** What you have to do **
Look through the material below for "nhau". Copy every line that contains it.

** Saved entries **
•••

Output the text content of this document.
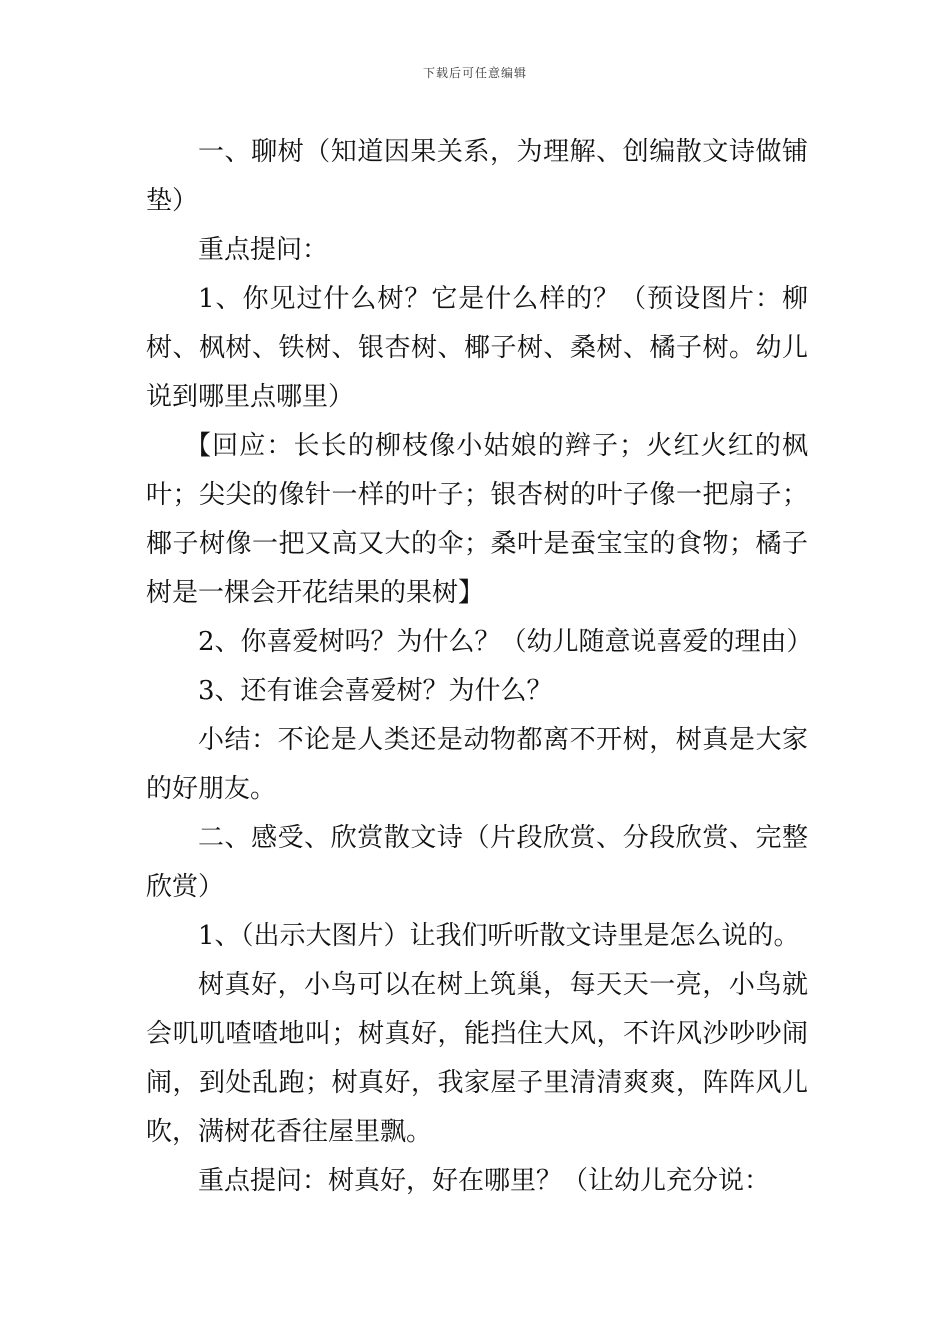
下载后可任意编辑

一、聊树（知道因果关系，为理解、创编散文诗做铺垫）

重点提问：

1、你见过什么树？它是什么样的？（预设图片：柳树、枫树、铁树、银杏树、椰子树、桑树、橘子树。幼儿说到哪里点哪里）

【回应：长长的柳枝像小姑娘的辫子；火红火红的枫叶；尖尖的像针一样的叶子；银杏树的叶子像一把扇子；椰子树像一把又高又大的伞；桑叶是蚕宝宝的食物；橘子树是一棵会开花结果的果树】

2、你喜爱树吗？为什么？（幼儿随意说喜爱的理由）

3、还有谁会喜爱树？为什么？

小结：不论是人类还是动物都离不开树，树真是大家的好朋友。

二、感受、欣赏散文诗（片段欣赏、分段欣赏、完整欣赏）

1、（出示大图片）让我们听听散文诗里是怎么说的。

树真好，小鸟可以在树上筑巢，每天天一亮，小鸟就会叽叽喳喳地叫；树真好，能挡住大风，不许风沙吵吵闹闹，到处乱跑；树真好，我家屋子里清清爽爽，阵阵风儿吹，满树花香往屋里飘。

重点提问：树真好，好在哪里？（让幼儿充分说：
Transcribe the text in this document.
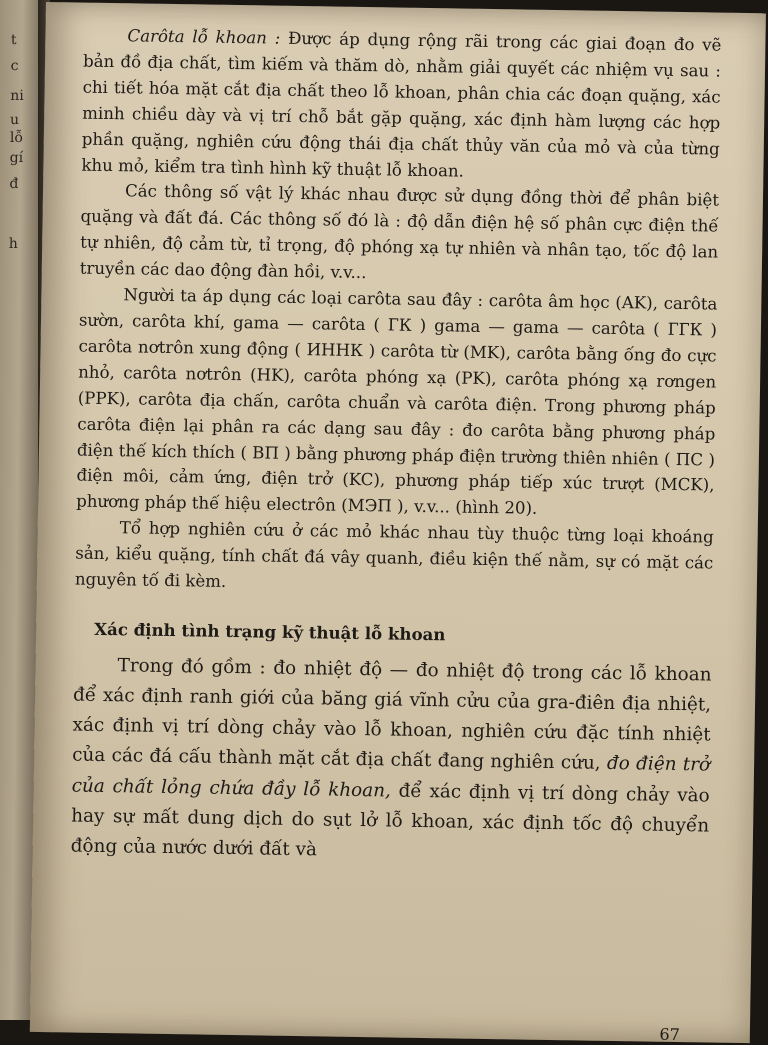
t
c
ni
u
lỗ
gí
đ
h

Carôta lỗ khoan : Được áp dụng rộng rãi trong các giai đoạn đo vẽ bản đồ địa chất, tìm kiếm và thăm dò, nhằm giải quyết các nhiệm vụ sau : chi tiết hóa mặt cắt địa chất theo lỗ khoan, phân chia các đoạn quặng, xác minh chiều dày và vị trí chỗ bắt gặp quặng, xác định hàm lượng các hợp phần quặng, nghiên cứu động thái địa chất thủy văn của mỏ và của từng khu mỏ, kiểm tra tình hình kỹ thuật lỗ khoan.

Các thông số vật lý khác nhau được sử dụng đồng thời để phân biệt quặng và đất đá. Các thông số đó là : độ dẫn điện hệ số phân cực điện thế tự nhiên, độ cảm từ, tỉ trọng, độ phóng xạ tự nhiên và nhân tạo, tốc độ lan truyền các dao động đàn hồi, v.v...

Người ta áp dụng các loại carôta sau đây : carôta âm học (AK), carôta sườn, carôta khí, gama — carôta ( ГК ) gama — gama — carôta ( ГГК ) carôta nơtrôn xung động ( ИННК ) carôta từ (MK), carôta bằng ống đo cực nhỏ, carôta nơtrôn (HK), carôta phóng xạ (PK), carôta phóng xạ rơngen (PPK), carôta địa chấn, carôta chuẩn và carôta điện. Trong phương pháp carôta điện lại phân ra các dạng sau đây : đo carôta bằng phương pháp điện thế kích thích ( ВП ) bằng phương pháp điện trường thiên nhiên ( ПС ) điện môi, cảm ứng, điện trở (KC), phương pháp tiếp xúc trượt (MCK), phương pháp thế hiệu electrôn (МЭП ), v.v... (hình 20).

Tổ hợp nghiên cứu ở các mỏ khác nhau tùy thuộc từng loại khoáng sản, kiểu quặng, tính chất đá vây quanh, điều kiện thế nằm, sự có mặt các nguyên tố đi kèm.

Xác định tình trạng kỹ thuật lỗ khoan

Trong đó gồm : đo nhiệt độ — đo nhiệt độ trong các lỗ khoan để xác định ranh giới của băng giá vĩnh cửu của gra-điên địa nhiệt, xác định vị trí dòng chảy vào lỗ khoan, nghiên cứu đặc tính nhiệt của các đá cấu thành mặt cắt địa chất đang nghiên cứu, đo điện trở của chất lỏng chứa đầy lỗ khoan, để xác định vị trí dòng chảy vào hay sự mất dung dịch do sụt lở lỗ khoan, xác định tốc độ chuyển động của nước dưới đất và

67
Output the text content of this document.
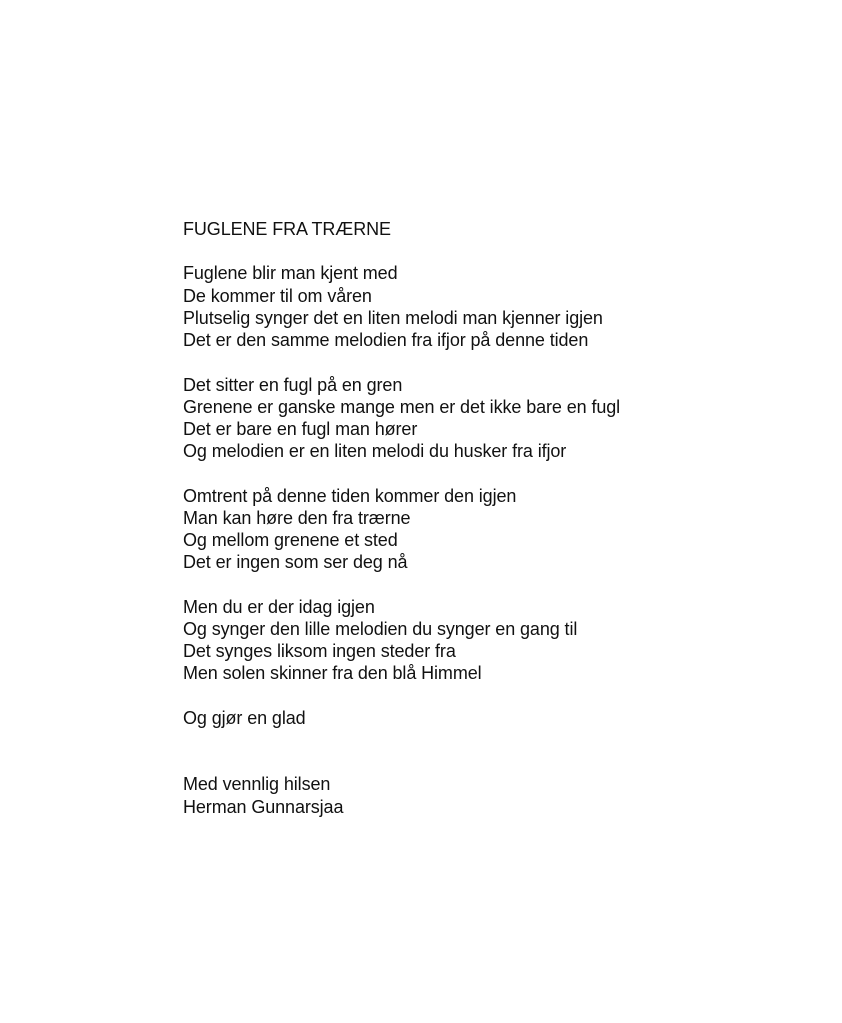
FUGLENE FRA TRÆRNE
Fuglene blir man kjent med
De kommer til om våren
Plutselig synger det en liten melodi man kjenner igjen
Det er den samme melodien fra ifjor på denne tiden
Det sitter en fugl på en gren
Grenene er ganske mange men er det ikke bare en fugl
Det er bare en fugl man hører
Og melodien er en liten melodi du husker fra ifjor
Omtrent på denne tiden kommer den igjen
Man kan høre den fra trærne
Og mellom grenene et sted
Det er ingen som ser deg nå
Men du er der idag igjen
Og synger den lille melodien du synger en gang til
Det synges liksom ingen steder fra
Men solen skinner fra den blå Himmel
Og gjør en glad
Med vennlig hilsen
Herman Gunnarsjaa
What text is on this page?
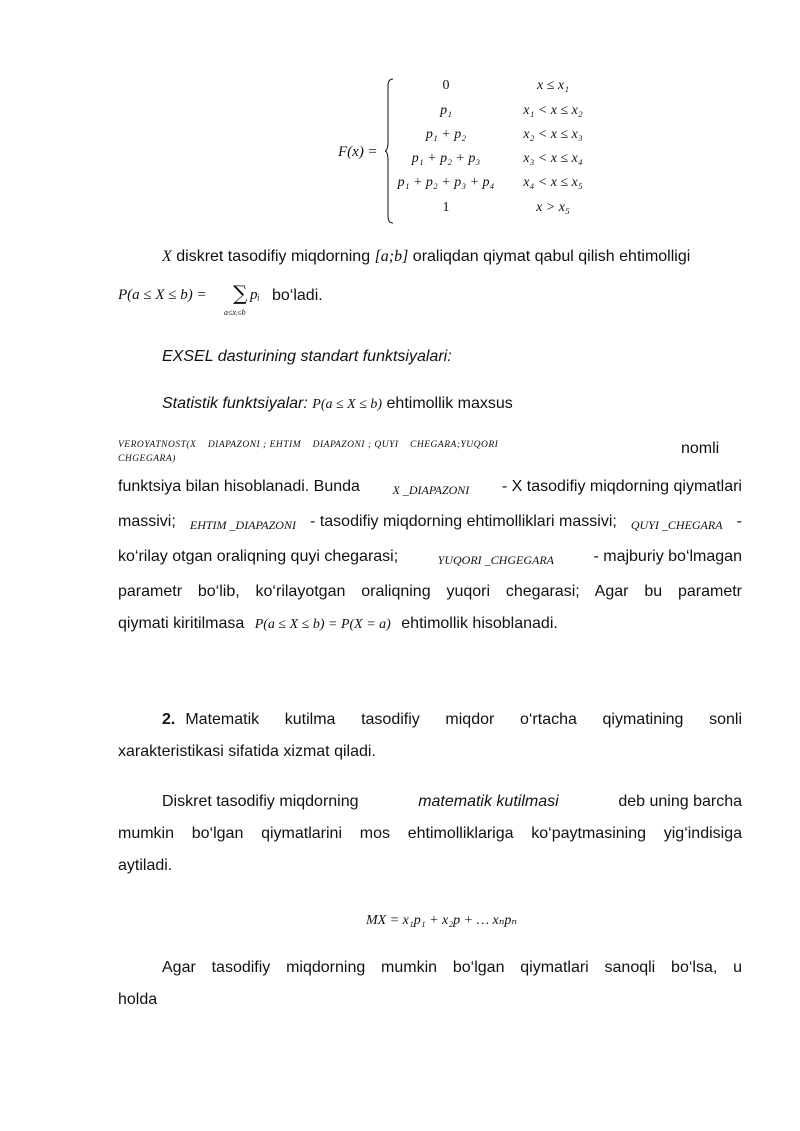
F(x) =
0	x ≤ x₁
p₁	x₁ < x ≤ x₂
p₁ + p₂	x₂ < x ≤ x₃
p₁ + p₂ + p₃	x₃ < x ≤ x₄
p₁ + p₂ + p₃ + p₄	x₄ < x ≤ x₅
1	x > x₅
X diskret tasodifiy miqdorning [a;b] oraliqdan qiymat qabul qilish ehtimolligi
P(a ≤ X ≤ b) = ∑ pᵢ
a≤xᵢ≤b
bo‘ladi.
EXSEL dasturining standart funktsiyalari:
Statistik funktsiyalar: P(a ≤ X ≤ b) ehtimollik maxsus
VEROYATNOST(X    DIAPAZONI ; EHTIM    DIAPAZONI ; QUYI    CHEGARA;YUQORI
CHGEGARA)
nomli
funktsiya bilan hisoblanadi. Bunda	X _DIAPAZONI - X tasodifiy miqdorning qiymatlari
massivi; EHTIM _DIAPAZONI - tasodifiy miqdorning ehtimolliklari massivi; QUYI _CHEGARA -
ko‘rilay otgan oraliqning quyi chegarasi;	YUQORI _CHGEGARA - majburiy bo‘lmagan
parametr bo‘lib, ko‘rilayotgan oraliqning yuqori chegarasi; Agar bu parametr
qiymati kiritilmasa P(a ≤ X ≤ b) = P(X = a) ehtimollik hisoblanadi.
2. Matematik kutilma tasodifiy miqdor o‘rtacha qiymatining sonli
xarakteristikasi sifatida xizmat qiladi.
Diskret tasodifiy miqdorning	matematik kutilmasi	deb uning barcha
mumkin bo‘lgan qiymatlarini mos ehtimolliklariga ko‘paytmasining yig‘indisiga
aytiladi.
MX = x₁p₁ + x₂p + … xₙpₙ
Agar tasodifiy miqdorning mumkin bo‘lgan qiymatlari sanoqli bo‘lsa, u
holda
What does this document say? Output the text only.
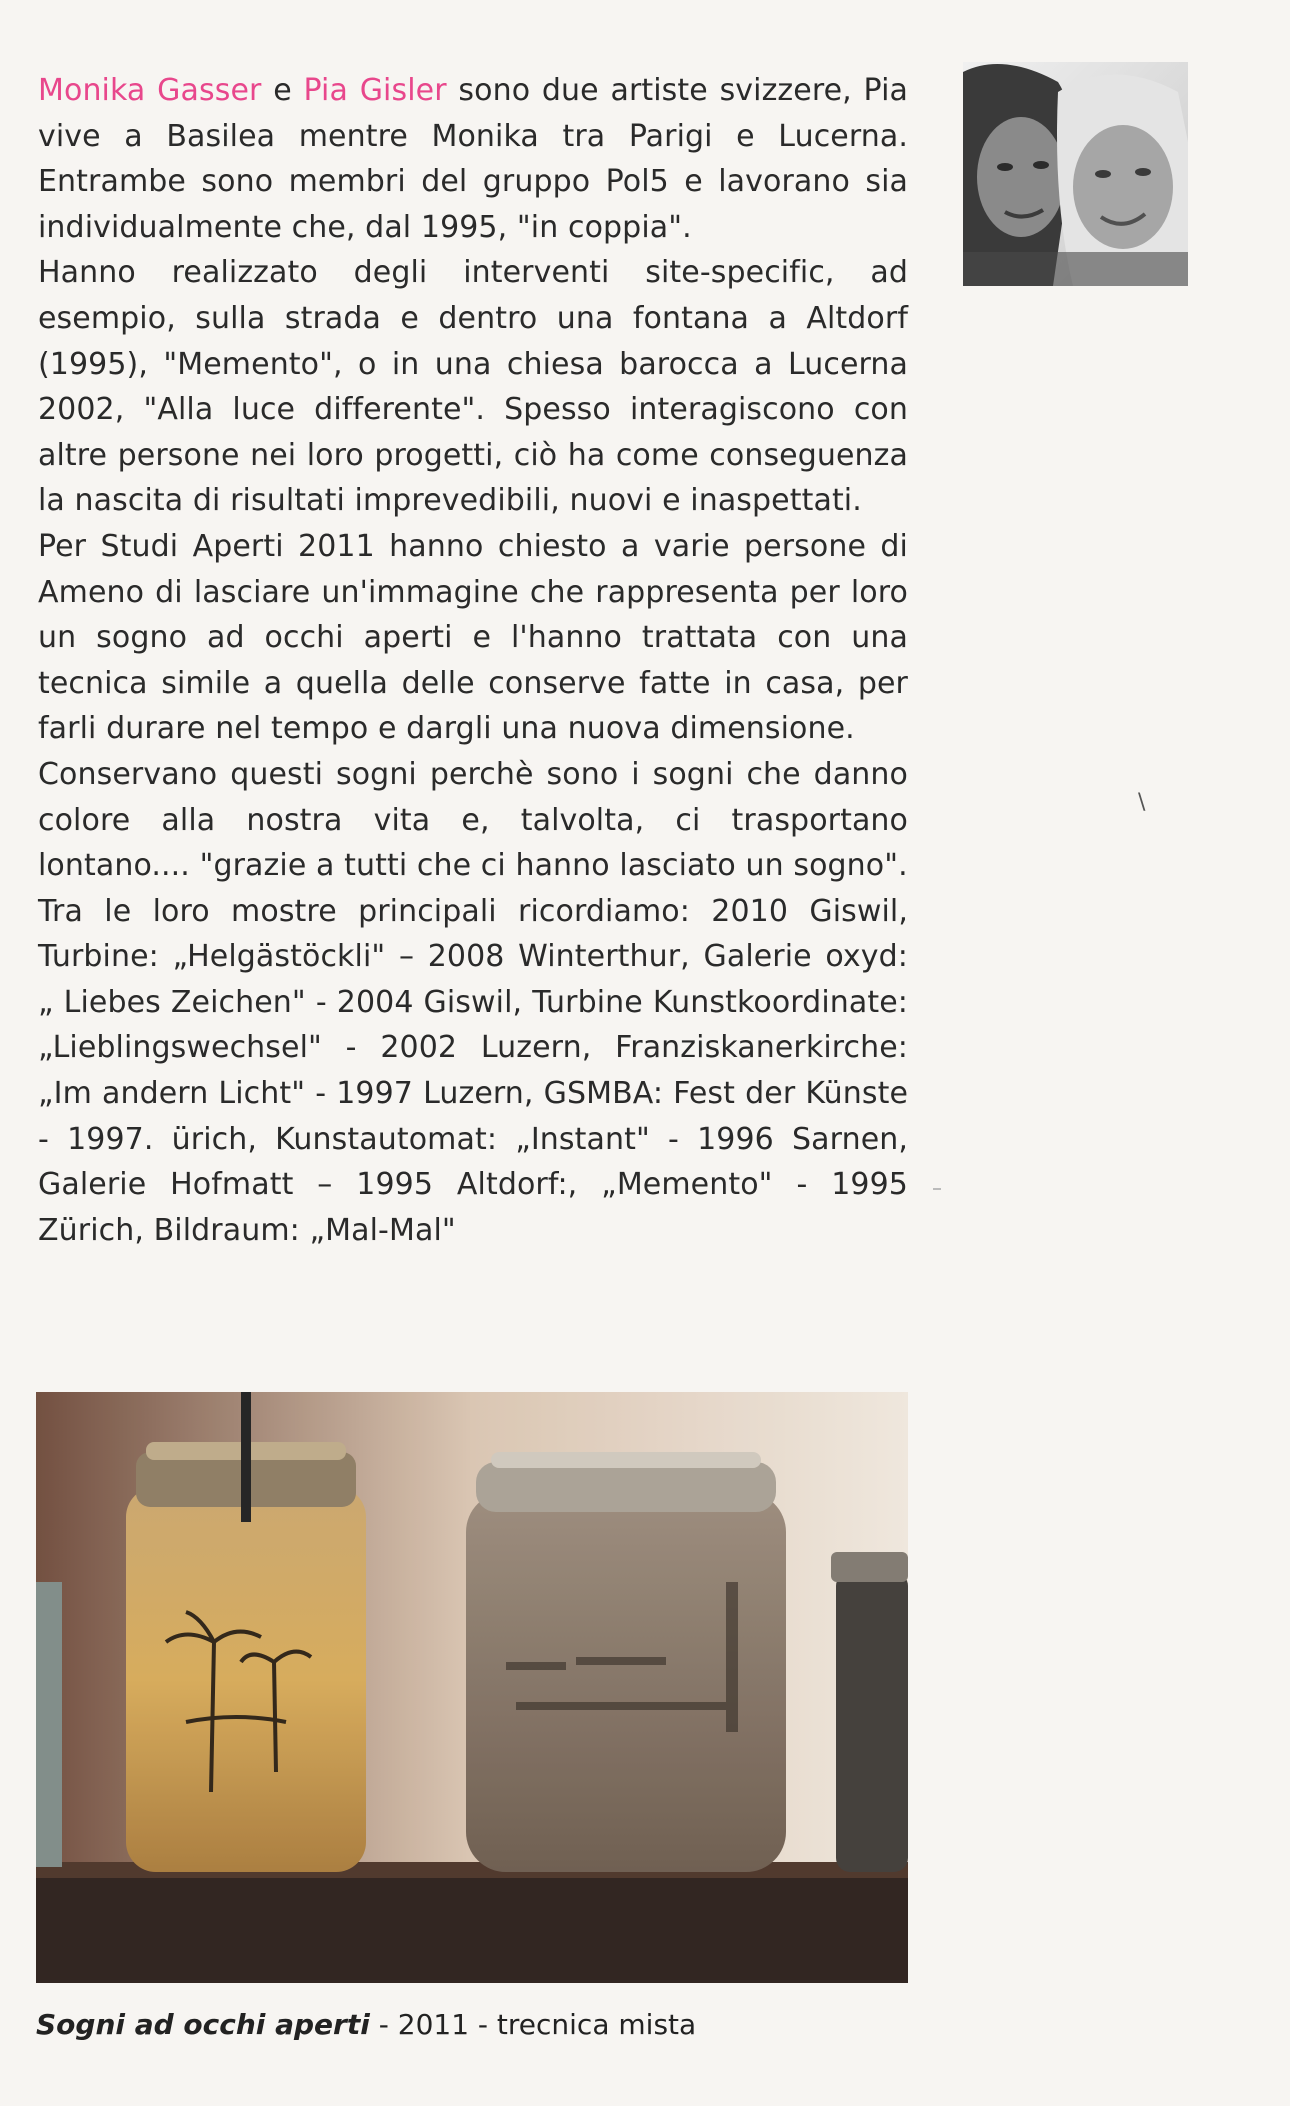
Monika Gasser e Pia Gisler sono due artiste svizzere, Pia vive a Basilea mentre Monika tra Parigi e Lucerna. Entrambe sono membri del gruppo Pol5 e lavorano sia individualmente che, dal 1995, "in coppia".

Hanno realizzato degli interventi site-specific, ad esempio, sulla strada e dentro una fontana a Altdorf (1995), "Memento", o in una chiesa barocca a Lucerna 2002, "Alla luce differente". Spesso interagiscono con altre persone nei loro progetti, ciò ha come conseguenza la nascita di risultati imprevedibili, nuovi e inaspettati.

Per Studi Aperti 2011 hanno chiesto a varie persone di Ameno di lasciare un'immagine che rappresenta per loro un sogno ad occhi aperti e l'hanno trattata con una tecnica simile a quella delle conserve fatte in casa, per farli durare nel tempo e dargli una nuova dimensione.

Conservano questi sogni perchè sono i sogni che danno colore alla nostra vita e, talvolta, ci trasportano lontano.... "grazie a tutti che ci hanno lasciato un sogno".

Tra le loro mostre principali ricordiamo: 2010 Giswil, Turbine: „Helgästöckli" – 2008 Winterthur, Galerie oxyd: „ Liebes Zeichen" - 2004 Giswil, Turbine Kunstkoordinate: „Lieblingswechsel" - 2002 Luzern, Franziskanerkirche: „Im andern Licht" - 1997 Luzern, GSMBA: Fest der Künste - 1997. ürich, Kunstautomat: „Instant" - 1996 Sarnen, Galerie Hofmatt – 1995 Altdorf:, „Memento" - 1995 Zürich, Bildraum: „Mal-Mal"

\
Sogni ad occhi aperti - 2011 - trecnica mista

•••

** Task solution **
Các thông số vật lý khác nhau được sử dụng đồng thời để phân biệt quặng và đất đá. Các thông số đó là : độ dẫn điện hệ số phân cực điện thế tự nhiên, độ cảm từ, tỉ trọng, độ phóng xạ tự nhiên và nhân tạo, tốc độ lan truyền các dao động đàn hồi, v.v...
Tổ hợp nghiên cứu ở các mỏ khác nhau tùy thuộc từng loại khoáng sản, kiểu quặng, tính chất đá vây quanh, điều kiện thế nằm, sự có mặt các nguyên tố đi kèm.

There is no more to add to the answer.